Exercise description. In your copy, include every line of the listing below exactly but none of the pictures.

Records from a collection
——
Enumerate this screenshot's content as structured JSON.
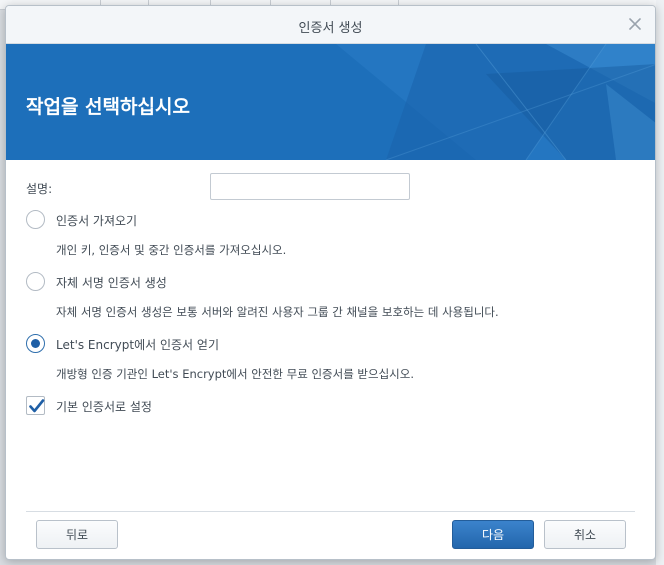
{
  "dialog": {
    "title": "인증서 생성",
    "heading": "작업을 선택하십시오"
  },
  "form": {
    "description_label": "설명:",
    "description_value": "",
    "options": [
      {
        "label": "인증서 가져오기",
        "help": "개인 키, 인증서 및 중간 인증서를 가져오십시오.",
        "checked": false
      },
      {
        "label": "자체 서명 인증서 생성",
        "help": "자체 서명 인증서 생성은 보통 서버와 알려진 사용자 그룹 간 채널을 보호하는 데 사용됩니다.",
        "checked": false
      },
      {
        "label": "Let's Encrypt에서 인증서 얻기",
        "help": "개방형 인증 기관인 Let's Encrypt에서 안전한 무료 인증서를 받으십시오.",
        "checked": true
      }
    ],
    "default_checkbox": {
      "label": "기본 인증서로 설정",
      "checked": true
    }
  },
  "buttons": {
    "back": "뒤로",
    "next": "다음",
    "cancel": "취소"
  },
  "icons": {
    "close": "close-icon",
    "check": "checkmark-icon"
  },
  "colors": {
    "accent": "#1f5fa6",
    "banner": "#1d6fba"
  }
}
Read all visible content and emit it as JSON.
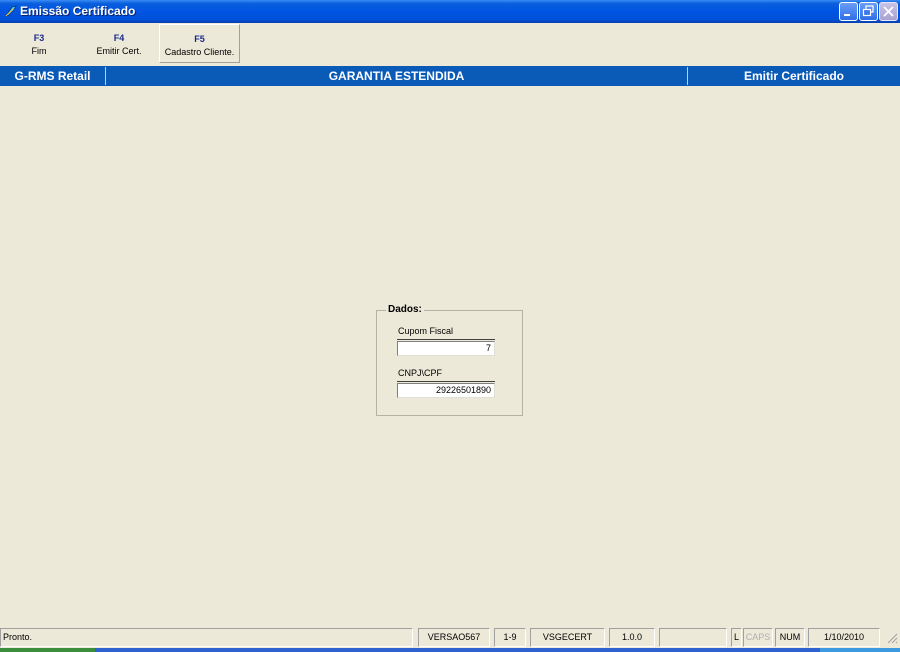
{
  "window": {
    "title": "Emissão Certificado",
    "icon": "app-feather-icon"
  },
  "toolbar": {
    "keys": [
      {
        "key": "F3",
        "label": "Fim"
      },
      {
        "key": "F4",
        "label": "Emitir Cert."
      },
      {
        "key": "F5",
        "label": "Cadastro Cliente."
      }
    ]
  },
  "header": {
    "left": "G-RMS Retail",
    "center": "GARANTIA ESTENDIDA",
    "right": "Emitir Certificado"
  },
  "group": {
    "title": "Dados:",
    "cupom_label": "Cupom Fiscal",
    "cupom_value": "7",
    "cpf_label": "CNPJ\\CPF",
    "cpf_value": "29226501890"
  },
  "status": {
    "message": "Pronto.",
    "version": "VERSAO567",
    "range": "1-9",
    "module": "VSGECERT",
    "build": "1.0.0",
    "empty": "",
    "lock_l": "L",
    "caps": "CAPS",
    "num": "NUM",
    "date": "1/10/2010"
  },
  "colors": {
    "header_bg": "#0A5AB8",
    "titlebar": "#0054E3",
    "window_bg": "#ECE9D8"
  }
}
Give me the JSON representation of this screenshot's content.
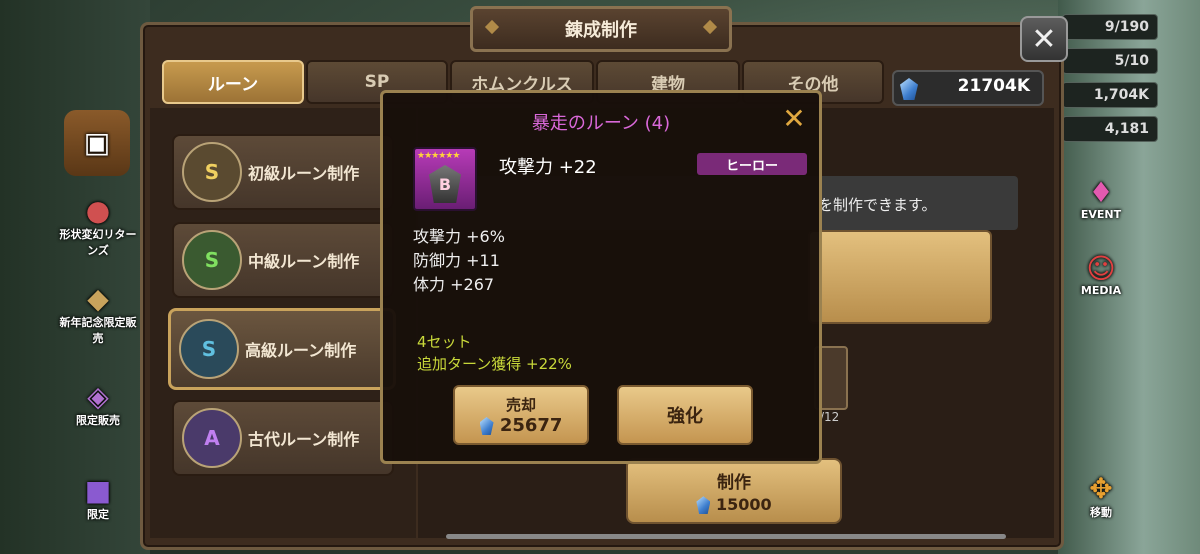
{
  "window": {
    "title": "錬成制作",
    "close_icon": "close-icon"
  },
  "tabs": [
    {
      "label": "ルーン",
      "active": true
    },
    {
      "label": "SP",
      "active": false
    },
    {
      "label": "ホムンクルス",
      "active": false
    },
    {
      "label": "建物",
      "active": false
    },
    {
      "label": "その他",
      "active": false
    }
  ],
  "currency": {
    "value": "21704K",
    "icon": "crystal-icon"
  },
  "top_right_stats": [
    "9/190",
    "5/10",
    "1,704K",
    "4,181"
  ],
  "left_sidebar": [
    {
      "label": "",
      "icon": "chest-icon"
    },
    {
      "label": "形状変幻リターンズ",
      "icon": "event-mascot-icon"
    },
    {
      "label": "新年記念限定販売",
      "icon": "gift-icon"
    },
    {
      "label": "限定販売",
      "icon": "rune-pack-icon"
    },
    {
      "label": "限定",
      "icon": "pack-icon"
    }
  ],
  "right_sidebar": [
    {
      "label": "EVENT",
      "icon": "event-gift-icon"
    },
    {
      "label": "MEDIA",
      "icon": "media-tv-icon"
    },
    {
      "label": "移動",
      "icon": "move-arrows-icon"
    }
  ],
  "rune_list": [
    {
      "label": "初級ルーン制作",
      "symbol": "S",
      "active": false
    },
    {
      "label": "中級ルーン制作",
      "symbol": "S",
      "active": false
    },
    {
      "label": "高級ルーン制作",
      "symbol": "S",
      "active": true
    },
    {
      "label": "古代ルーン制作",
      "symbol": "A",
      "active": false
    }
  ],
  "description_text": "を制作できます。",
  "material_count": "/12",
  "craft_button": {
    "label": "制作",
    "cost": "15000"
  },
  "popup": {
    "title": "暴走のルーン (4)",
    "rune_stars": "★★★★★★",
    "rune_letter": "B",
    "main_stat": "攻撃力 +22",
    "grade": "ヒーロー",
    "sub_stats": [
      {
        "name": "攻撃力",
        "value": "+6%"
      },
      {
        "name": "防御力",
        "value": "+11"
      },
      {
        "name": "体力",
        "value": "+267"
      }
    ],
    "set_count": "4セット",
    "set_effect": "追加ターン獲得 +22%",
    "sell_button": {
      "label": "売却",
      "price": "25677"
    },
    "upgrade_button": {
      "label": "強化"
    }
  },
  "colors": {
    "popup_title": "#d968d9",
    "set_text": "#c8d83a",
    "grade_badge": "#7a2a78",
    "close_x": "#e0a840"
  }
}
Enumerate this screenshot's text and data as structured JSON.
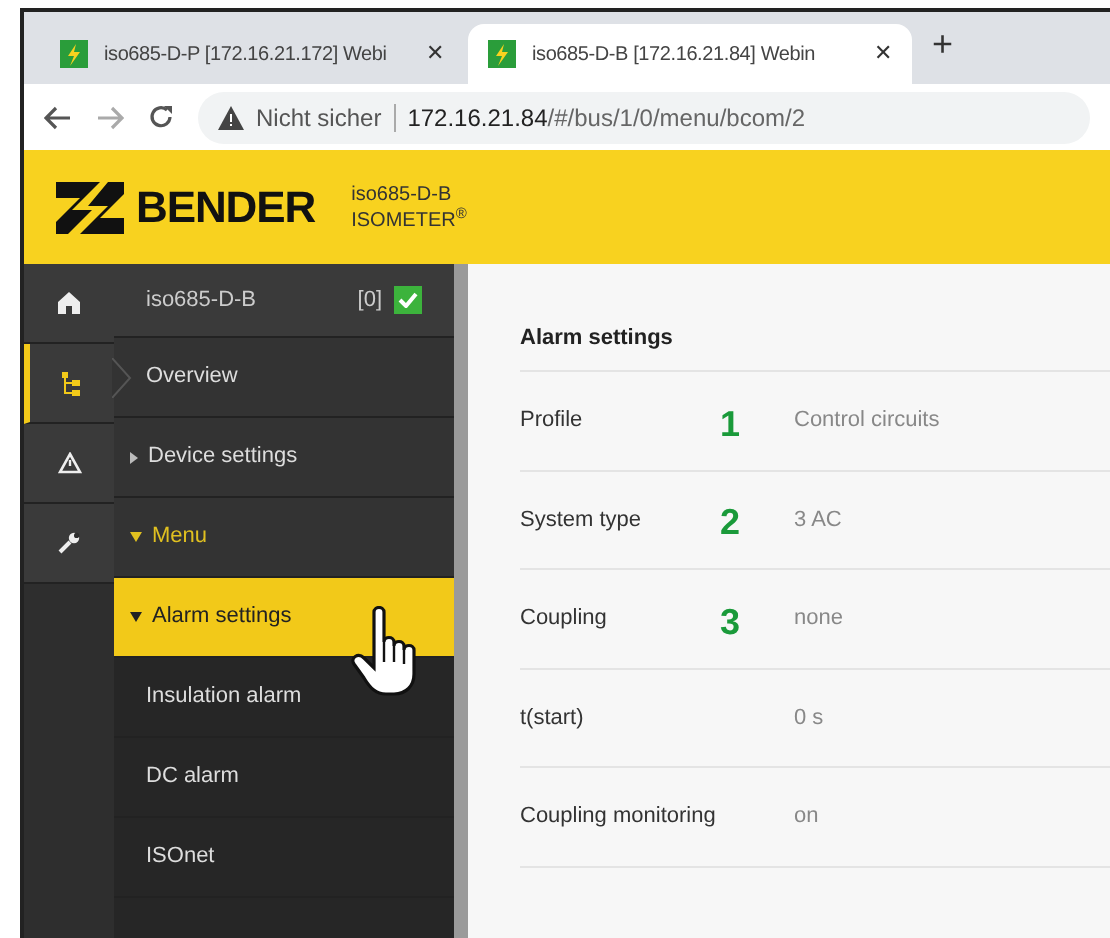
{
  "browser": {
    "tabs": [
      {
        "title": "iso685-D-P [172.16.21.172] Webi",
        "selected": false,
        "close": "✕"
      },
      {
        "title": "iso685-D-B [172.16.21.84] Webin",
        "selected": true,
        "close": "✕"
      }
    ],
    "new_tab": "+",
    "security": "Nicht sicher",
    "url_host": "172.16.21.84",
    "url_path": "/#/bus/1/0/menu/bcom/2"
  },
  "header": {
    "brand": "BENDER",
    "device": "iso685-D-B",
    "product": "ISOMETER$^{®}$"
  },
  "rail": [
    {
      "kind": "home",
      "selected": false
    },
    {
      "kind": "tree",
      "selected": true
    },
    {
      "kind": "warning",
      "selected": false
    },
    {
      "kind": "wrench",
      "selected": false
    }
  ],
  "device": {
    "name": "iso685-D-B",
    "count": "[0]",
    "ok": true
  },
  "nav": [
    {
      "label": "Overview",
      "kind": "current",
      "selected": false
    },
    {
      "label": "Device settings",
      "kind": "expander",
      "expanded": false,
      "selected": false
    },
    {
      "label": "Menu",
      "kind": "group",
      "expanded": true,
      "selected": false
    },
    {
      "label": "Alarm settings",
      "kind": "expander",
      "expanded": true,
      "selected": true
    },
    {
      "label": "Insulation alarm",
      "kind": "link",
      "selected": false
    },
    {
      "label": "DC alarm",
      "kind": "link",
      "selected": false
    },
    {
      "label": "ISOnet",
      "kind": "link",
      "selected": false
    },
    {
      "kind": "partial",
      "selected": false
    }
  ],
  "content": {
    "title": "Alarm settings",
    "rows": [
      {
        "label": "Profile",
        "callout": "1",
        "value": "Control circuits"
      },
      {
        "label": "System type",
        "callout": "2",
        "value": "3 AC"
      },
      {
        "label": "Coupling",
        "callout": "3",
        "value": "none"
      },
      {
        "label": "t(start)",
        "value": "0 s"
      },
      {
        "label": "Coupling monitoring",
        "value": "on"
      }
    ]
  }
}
——
Exercise answer.
Enumerate this screenshot's content as structured JSON.
{
  "dialog": {
    "title": "인증서 생성",
    "heading": "작업을 선택하십시오"
  },
  "form": {
    "description_label": "설명:",
    "description_value": "",
    "options": [
      {
        "label": "인증서 가져오기",
        "help": "개인 키, 인증서 및 중간 인증서를 가져오십시오.",
        "checked": false
      },
      {
        "label": "자체 서명 인증서 생성",
        "help": "자체 서명 인증서 생성은 보통 서버와 알려진 사용자 그룹 간 채널을 보호하는 데 사용됩니다.",
        "checked": false
      },
      {
        "label": "Let's Encrypt에서 인증서 얻기",
        "help": "개방형 인증 기관인 Let's Encrypt에서 안전한 무료 인증서를 받으십시오.",
        "checked": true
      }
    ],
    "default_checkbox": {
      "label": "기본 인증서로 설정",
      "checked": true
    }
  },
  "buttons": {
    "back": "뒤로",
    "next": "다음",
    "cancel": "취소"
  },
  "icons": {
    "close": "close-icon",
    "check": "checkmark-icon"
  },
  "colors": {
    "accent": "#1f5fa6",
    "banner": "#1d6fba"
  }
}
Read all visible content and emit it as JSON.
{
  "window": {
    "title": "Emissão Certificado",
    "icon": "app-feather-icon"
  },
  "toolbar": {
    "keys": [
      {
        "key": "F3",
        "label": "Fim"
      },
      {
        "key": "F4",
        "label": "Emitir Cert."
      },
      {
        "key": "F5",
        "label": "Cadastro Cliente."
      }
    ]
  },
  "header": {
    "left": "G-RMS Retail",
    "center": "GARANTIA ESTENDIDA",
    "right": "Emitir Certificado"
  },
  "group": {
    "title": "Dados:",
    "cupom_label": "Cupom Fiscal",
    "cupom_value": "7",
    "cpf_label": "CNPJ\\CPF",
    "cpf_value": "29226501890"
  },
  "status": {
    "message": "Pronto.",
    "version": "VERSAO567",
    "range": "1-9",
    "module": "VSGECERT",
    "build": "1.0.0",
    "empty": "",
    "lock_l": "L",
    "caps": "CAPS",
    "num": "NUM",
    "date": "1/10/2010"
  },
  "colors": {
    "header_bg": "#0A5AB8",
    "titlebar": "#0054E3",
    "window_bg": "#ECE9D8"
  }
}
Give me the JSON representation of this screenshot's content.
{
  "window": {
    "title": "錬成制作",
    "close_icon": "close-icon"
  },
  "tabs": [
    {
      "label": "ルーン",
      "active": true
    },
    {
      "label": "SP",
      "active": false
    },
    {
      "label": "ホムンクルス",
      "active": false
    },
    {
      "label": "建物",
      "active": false
    },
    {
      "label": "その他",
      "active": false
    }
  ],
  "currency": {
    "value": "21704K",
    "icon": "crystal-icon"
  },
  "top_right_stats": [
    "9/190",
    "5/10",
    "1,704K",
    "4,181"
  ],
  "left_sidebar": [
    {
      "label": "",
      "icon": "chest-icon"
    },
    {
      "label": "形状変幻リターンズ",
      "icon": "event-mascot-icon"
    },
    {
      "label": "新年記念限定販売",
      "icon": "gift-icon"
    },
    {
      "label": "限定販売",
      "icon": "rune-pack-icon"
    },
    {
      "label": "限定",
      "icon": "pack-icon"
    }
  ],
  "right_sidebar": [
    {
      "label": "EVENT",
      "icon": "event-gift-icon"
    },
    {
      "label": "MEDIA",
      "icon": "media-tv-icon"
    },
    {
      "label": "移動",
      "icon": "move-arrows-icon"
    }
  ],
  "rune_list": [
    {
      "label": "初級ルーン制作",
      "symbol": "S",
      "active": false
    },
    {
      "label": "中級ルーン制作",
      "symbol": "S",
      "active": false
    },
    {
      "label": "高級ルーン制作",
      "symbol": "S",
      "active": true
    },
    {
      "label": "古代ルーン制作",
      "symbol": "A",
      "active": false
    }
  ],
  "description_text": "を制作できます。",
  "material_count": "/12",
  "craft_button": {
    "label": "制作",
    "cost": "15000"
  },
  "popup": {
    "title": "暴走のルーン (4)",
    "rune_stars": "★★★★★★",
    "rune_letter": "B",
    "main_stat": "攻撃力 +22",
    "grade": "ヒーロー",
    "sub_stats": [
      {
        "name": "攻撃力",
        "value": "+6%"
      },
      {
        "name": "防御力",
        "value": "+11"
      },
      {
        "name": "体力",
        "value": "+267"
      }
    ],
    "set_count": "4セット",
    "set_effect": "追加ターン獲得 +22%",
    "sell_button": {
      "label": "売却",
      "price": "25677"
    },
    "upgrade_button": {
      "label": "強化"
    }
  },
  "colors": {
    "popup_title": "#d968d9",
    "set_text": "#c8d83a",
    "grade_badge": "#7a2a78",
    "close_x": "#e0a840"
  }
}
Enumerate this screenshot's text and data as structured JSON.
{
  "browser": {
    "tabs": [
      {
        "title": "iso685-D-P [172.16.21.172] Webi",
        "selected": false,
        "close": "✕"
      },
      {
        "title": "iso685-D-B [172.16.21.84] Webin",
        "selected": true,
        "close": "✕"
      }
    ],
    "new_tab": "+",
    "security": "Nicht sicher",
    "url_host": "172.16.21.84",
    "url_path": "/#/bus/1/0/menu/bcom/2"
  },
  "header": {
    "brand": "BENDER",
    "device": "iso685-D-B",
    "product": "ISOMETER$^{®}$"
  },
  "rail": [
    {
      "kind": "home",
      "selected": false
    },
    {
      "kind": "tree",
      "selected": true
    },
    {
      "kind": "warning",
      "selected": false
    },
    {
      "kind": "wrench",
      "selected": false
    }
  ],
  "device": {
    "name": "iso685-D-B",
    "count": "[0]",
    "ok": true
  },
  "nav": [
    {
      "label": "Overview",
      "kind": "current",
      "selected": false
    },
    {
      "label": "Device settings",
      "kind": "expander",
      "expanded": false,
      "selected": false
    },
    {
      "label": "Menu",
      "kind": "group",
      "expanded": true,
      "selected": false
    },
    {
      "label": "Alarm settings",
      "kind": "expander",
      "expanded": true,
      "selected": true
    },
    {
      "label": "Insulation alarm",
      "kind": "link",
      "selected": false
    },
    {
      "label": "DC alarm",
      "kind": "link",
      "selected": false
    },
    {
      "label": "ISOnet",
      "kind": "link",
      "selected": false
    },
    {
      "kind": "partial",
      "selected": false
    }
  ],
  "content": {
    "title": "Alarm settings",
    "rows": [
      {
        "label": "Profile",
        "callout": "1",
        "value": "Control circuits"
      },
      {
        "label": "System type",
        "callout": "2",
        "value": "3 AC"
      },
      {
        "label": "Coupling",
        "callout": "3",
        "value": "none"
      },
      {
        "label": "t(start)",
        "value": "0 s"
      },
      {
        "label": "Coupling monitoring",
        "value": "on"
      }
    ]
  }
}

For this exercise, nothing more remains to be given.